● Task details: Find the string "занятости" in the entries and copy each line that has it.

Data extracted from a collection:
## Start

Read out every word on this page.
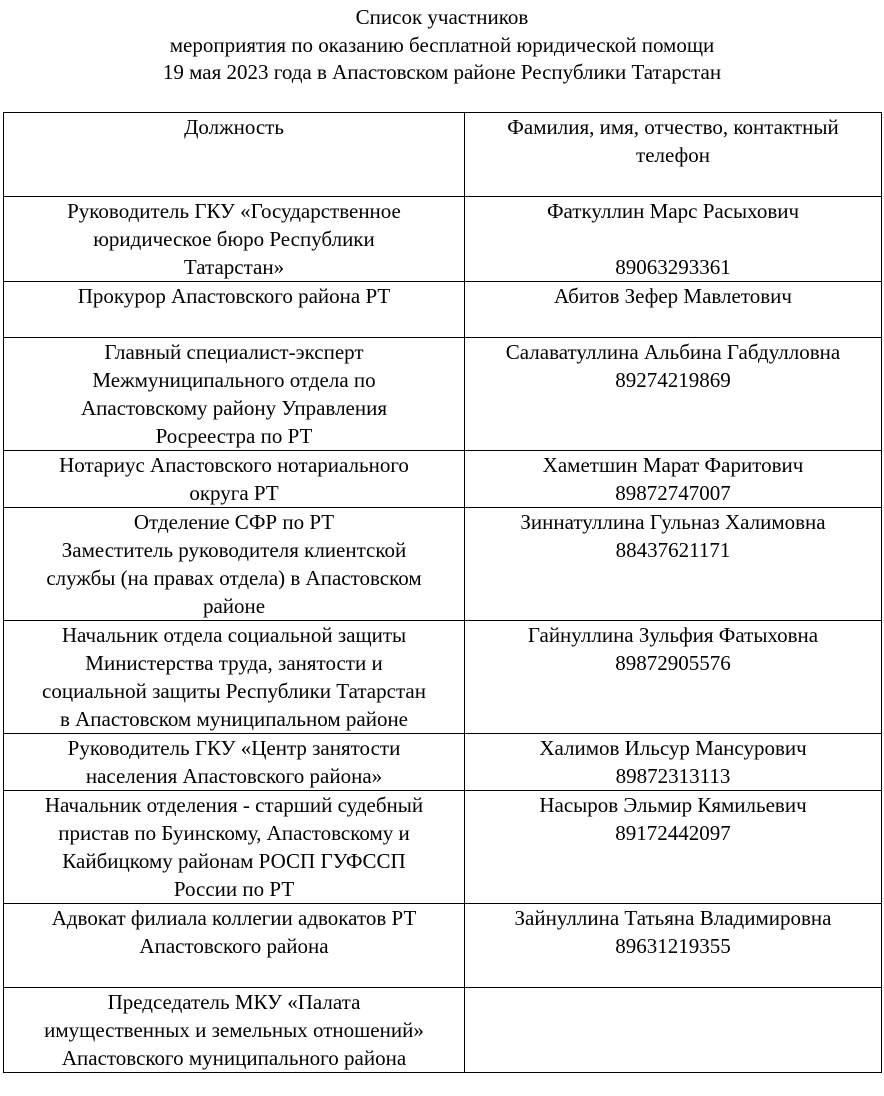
Список участников
мероприятия по оказанию бесплатной юридической помощи
19 мая 2023 года в Апастовском районе Республики Татарстан
Должность	Фамилия, имя, отчество, контактный
телефон

Руководитель ГКУ «Государственное
юридическое бюро Республики
Татарстан»	Фаткуллин Марс Расыхович
89063293361

Прокурор Апастовского района РТ	Абитов Зефер Мавлетович

Главный специалист-эксперт
Межмуниципального отдела по
Апастовскому району Управления
Росреестра по РТ	Салаватуллина Альбина Габдулловна
89274219869

Нотариус Апастовского нотариального
округа РТ	Хаметшин Марат Фаритович
89872747007

Отделение СФР по РТ
Заместитель руководителя клиентской
службы (на правах отдела) в Апастовском
районе	Зиннатуллина Гульназ Халимовна
88437621171

Начальник отдела социальной защиты
Министерства труда, занятости и
социальной защиты Республики Татарстан
в Апастовском муниципальном районе	Гайнуллина Зульфия Фатыховна
89872905576

Руководитель ГКУ «Центр занятости
населения Апастовского района»	Халимов Ильсур Мансурович
89872313113

Начальник отделения - старший судебный
пристав по Буинскому, Апастовскому и
Кайбицкому районам РОСП ГУФССП
России по РТ	Насыров Эльмир Кямильевич
89172442097

Адвокат филиала коллегии адвокатов РТ
Апастовского района	Зайнуллина Татьяна Владимировна
89631219355

Председатель МКУ «Палата
имущественных и земельных отношений»
Апастовского муниципального района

## End

● Task output:
Министерства труда, занятости и
Руководитель ГКУ «Центр занятости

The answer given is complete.